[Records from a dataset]
::::::::

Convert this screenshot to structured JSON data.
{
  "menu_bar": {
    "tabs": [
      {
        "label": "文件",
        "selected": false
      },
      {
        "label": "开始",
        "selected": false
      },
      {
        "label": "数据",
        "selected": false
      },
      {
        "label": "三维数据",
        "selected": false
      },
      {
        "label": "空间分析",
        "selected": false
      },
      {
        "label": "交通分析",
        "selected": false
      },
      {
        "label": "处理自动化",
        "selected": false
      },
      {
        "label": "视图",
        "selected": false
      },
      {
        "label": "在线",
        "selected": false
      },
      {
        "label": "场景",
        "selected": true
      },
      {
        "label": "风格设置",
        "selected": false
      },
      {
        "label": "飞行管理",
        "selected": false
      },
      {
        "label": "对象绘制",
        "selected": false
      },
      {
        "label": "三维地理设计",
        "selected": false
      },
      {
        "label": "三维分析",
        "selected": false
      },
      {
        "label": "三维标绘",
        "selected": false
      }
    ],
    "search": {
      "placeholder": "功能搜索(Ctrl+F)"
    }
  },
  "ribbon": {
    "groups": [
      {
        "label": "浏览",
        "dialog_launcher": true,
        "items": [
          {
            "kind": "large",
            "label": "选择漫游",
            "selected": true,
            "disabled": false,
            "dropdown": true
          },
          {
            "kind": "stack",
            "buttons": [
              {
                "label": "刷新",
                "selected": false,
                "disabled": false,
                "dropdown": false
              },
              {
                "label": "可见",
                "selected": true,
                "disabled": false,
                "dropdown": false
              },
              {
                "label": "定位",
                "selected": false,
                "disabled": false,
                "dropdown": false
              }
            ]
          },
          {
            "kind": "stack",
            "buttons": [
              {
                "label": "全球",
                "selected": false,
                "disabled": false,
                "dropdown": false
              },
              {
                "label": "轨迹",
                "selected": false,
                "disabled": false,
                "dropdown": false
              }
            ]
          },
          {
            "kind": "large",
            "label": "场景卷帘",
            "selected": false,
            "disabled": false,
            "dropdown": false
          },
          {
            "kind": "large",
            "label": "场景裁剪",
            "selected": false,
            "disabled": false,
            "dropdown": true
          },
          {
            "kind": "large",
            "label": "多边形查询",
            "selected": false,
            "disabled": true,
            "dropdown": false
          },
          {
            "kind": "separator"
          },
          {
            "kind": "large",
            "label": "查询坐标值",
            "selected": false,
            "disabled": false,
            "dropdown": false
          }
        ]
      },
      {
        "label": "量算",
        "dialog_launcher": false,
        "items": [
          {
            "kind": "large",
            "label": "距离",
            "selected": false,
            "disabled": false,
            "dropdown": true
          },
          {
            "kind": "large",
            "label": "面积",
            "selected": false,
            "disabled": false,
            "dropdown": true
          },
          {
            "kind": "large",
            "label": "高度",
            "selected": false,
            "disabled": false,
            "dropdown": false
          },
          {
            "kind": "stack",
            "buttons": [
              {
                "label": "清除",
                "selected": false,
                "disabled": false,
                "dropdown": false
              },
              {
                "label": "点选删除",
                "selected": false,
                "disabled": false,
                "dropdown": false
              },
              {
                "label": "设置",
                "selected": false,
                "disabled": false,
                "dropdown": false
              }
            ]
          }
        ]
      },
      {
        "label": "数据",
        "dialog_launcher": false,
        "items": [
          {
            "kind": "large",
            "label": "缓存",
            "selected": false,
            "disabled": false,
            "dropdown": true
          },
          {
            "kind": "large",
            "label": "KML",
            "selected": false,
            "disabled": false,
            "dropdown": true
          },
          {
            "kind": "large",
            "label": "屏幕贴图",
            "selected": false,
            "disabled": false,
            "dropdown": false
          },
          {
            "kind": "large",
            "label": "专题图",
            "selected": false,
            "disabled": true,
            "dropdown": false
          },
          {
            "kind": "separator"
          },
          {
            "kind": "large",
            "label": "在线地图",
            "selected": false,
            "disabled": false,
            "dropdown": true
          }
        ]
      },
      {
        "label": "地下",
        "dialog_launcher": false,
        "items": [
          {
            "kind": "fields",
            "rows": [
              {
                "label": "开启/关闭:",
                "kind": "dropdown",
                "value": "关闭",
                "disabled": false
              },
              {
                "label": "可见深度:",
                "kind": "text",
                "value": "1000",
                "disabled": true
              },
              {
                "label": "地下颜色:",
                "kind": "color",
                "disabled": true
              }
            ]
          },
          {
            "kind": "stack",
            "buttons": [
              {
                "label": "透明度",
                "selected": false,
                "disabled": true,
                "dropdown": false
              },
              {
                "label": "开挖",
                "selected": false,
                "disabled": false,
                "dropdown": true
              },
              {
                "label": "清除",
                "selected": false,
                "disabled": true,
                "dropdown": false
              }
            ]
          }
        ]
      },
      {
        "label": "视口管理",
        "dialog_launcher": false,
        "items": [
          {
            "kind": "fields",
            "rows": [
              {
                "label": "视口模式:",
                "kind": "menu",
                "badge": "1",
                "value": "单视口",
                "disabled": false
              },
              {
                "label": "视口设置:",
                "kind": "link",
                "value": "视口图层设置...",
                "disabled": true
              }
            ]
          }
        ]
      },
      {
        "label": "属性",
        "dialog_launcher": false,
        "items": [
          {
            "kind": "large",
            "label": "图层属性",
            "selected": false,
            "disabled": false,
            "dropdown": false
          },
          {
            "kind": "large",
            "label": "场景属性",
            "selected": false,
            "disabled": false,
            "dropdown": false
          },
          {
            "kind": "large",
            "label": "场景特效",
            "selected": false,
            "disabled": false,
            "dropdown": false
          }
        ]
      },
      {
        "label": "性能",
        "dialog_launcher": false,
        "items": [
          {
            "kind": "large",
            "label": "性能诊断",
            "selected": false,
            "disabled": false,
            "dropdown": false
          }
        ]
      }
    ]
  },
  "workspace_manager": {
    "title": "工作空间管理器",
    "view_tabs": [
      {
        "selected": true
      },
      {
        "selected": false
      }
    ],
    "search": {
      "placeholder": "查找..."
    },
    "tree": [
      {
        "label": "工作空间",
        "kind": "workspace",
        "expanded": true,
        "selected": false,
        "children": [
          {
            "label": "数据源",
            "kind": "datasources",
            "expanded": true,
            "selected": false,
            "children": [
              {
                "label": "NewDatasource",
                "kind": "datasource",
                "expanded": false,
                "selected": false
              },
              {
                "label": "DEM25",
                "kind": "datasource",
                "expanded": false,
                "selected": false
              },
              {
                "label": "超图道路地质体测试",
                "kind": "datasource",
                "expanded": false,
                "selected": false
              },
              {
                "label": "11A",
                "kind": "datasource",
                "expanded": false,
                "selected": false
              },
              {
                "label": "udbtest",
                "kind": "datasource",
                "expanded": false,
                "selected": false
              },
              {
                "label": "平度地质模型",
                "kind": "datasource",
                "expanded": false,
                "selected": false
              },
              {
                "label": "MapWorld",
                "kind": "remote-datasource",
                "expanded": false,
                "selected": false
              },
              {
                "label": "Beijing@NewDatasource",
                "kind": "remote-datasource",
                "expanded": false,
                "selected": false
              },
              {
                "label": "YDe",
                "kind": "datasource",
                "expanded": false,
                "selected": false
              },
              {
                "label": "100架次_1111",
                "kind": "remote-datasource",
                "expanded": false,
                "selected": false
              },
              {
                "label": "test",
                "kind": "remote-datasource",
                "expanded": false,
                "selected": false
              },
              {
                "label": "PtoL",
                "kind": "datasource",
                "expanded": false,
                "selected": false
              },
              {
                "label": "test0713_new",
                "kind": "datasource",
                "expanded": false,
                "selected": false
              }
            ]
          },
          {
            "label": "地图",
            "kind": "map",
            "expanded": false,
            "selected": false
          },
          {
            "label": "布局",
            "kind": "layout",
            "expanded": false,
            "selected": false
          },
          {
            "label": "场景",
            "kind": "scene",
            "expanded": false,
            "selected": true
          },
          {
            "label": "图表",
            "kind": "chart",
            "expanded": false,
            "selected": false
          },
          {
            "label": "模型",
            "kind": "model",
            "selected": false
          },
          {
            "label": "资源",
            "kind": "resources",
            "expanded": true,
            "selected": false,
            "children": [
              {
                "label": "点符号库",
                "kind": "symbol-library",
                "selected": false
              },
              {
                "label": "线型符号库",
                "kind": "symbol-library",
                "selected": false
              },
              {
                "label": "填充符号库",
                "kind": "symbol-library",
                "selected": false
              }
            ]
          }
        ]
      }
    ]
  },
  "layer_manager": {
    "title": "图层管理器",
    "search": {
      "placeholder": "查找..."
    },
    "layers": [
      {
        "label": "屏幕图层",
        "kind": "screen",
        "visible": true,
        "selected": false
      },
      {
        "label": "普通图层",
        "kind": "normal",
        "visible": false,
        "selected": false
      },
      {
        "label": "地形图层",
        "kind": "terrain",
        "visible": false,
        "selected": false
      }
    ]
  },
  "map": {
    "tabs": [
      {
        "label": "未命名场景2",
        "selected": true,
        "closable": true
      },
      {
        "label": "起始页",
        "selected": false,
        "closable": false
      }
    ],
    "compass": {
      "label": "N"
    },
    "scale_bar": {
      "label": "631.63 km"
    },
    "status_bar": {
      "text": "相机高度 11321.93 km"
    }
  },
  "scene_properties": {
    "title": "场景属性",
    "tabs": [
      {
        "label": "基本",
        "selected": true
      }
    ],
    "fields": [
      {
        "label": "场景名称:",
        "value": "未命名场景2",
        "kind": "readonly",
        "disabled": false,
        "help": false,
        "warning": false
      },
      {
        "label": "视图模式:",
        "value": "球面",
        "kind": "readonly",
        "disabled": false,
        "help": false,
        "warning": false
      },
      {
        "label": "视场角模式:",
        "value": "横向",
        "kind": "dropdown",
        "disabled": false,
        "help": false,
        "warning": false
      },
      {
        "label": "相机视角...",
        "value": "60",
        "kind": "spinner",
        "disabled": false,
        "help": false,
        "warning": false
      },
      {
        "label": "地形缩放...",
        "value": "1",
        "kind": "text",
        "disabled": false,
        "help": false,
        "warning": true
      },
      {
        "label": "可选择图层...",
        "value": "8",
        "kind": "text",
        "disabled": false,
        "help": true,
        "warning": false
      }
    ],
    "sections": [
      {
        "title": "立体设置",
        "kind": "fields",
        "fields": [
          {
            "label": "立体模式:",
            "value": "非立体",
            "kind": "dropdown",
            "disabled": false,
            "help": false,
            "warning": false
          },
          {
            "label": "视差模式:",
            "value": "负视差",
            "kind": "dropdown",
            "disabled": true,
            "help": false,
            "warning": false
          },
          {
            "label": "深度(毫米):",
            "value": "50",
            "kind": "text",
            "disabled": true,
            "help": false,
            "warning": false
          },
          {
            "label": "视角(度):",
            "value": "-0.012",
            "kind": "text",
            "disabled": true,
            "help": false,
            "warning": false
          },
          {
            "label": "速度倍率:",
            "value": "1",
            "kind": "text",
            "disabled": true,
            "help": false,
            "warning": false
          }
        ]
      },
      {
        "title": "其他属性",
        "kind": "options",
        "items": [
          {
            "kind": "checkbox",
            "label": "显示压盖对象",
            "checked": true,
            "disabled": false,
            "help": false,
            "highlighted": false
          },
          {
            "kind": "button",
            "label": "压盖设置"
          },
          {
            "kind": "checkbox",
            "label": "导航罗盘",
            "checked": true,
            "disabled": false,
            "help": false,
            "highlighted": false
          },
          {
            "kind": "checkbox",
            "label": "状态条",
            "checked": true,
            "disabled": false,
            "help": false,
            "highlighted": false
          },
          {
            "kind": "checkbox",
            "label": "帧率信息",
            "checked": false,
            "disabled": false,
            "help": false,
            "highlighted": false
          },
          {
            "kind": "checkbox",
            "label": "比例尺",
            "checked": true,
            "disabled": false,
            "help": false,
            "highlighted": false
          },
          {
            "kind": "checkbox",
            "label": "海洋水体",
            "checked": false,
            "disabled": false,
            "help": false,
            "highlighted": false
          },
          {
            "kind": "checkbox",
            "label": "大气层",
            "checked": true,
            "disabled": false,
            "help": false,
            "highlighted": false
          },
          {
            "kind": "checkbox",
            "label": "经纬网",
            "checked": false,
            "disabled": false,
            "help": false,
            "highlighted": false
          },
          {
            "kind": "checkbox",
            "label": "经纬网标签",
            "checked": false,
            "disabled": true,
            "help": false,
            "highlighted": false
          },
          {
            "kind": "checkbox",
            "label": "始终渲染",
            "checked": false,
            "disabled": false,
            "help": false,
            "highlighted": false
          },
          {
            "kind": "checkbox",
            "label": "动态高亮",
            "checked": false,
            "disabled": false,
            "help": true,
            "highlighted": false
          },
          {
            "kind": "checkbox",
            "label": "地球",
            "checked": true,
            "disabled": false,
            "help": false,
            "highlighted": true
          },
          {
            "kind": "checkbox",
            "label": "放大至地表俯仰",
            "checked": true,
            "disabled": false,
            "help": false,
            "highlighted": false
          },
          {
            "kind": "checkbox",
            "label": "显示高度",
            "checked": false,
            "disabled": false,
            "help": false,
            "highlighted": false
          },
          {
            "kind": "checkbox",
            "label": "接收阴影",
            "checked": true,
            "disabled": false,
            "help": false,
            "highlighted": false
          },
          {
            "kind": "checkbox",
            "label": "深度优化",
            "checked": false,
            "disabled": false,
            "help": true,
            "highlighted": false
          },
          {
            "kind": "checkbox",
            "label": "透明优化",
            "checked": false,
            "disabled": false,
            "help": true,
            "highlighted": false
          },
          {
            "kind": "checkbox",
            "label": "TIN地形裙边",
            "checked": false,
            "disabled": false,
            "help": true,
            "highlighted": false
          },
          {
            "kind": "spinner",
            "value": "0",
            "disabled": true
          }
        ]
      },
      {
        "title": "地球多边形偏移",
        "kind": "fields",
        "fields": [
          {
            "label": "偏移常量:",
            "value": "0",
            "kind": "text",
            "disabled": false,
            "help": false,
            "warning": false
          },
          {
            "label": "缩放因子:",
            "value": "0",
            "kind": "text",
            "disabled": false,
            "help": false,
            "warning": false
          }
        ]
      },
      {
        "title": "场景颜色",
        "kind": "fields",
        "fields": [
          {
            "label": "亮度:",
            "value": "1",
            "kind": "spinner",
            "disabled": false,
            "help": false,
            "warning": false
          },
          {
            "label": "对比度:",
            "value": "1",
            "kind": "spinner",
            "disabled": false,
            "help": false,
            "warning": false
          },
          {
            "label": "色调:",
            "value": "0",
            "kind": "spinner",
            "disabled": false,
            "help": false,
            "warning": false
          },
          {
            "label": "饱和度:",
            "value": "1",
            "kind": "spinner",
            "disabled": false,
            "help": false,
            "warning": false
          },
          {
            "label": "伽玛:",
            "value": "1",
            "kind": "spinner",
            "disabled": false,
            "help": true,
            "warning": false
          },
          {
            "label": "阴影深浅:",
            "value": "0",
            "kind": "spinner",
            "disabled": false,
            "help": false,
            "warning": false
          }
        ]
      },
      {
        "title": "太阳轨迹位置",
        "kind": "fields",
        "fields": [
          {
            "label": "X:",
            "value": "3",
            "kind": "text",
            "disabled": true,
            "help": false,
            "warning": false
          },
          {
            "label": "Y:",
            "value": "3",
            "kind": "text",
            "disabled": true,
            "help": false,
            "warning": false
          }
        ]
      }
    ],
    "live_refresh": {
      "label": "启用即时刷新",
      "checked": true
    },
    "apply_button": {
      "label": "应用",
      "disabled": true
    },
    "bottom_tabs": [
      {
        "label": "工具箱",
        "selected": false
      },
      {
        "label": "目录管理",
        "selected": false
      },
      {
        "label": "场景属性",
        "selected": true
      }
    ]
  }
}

::::::::

DESCRIPTION OF THE TASK: Go over the records above and tally the lines with the word "NewDatasource" in them. Give the number alone.

SOLUTION TO THIS EXERCISE: 2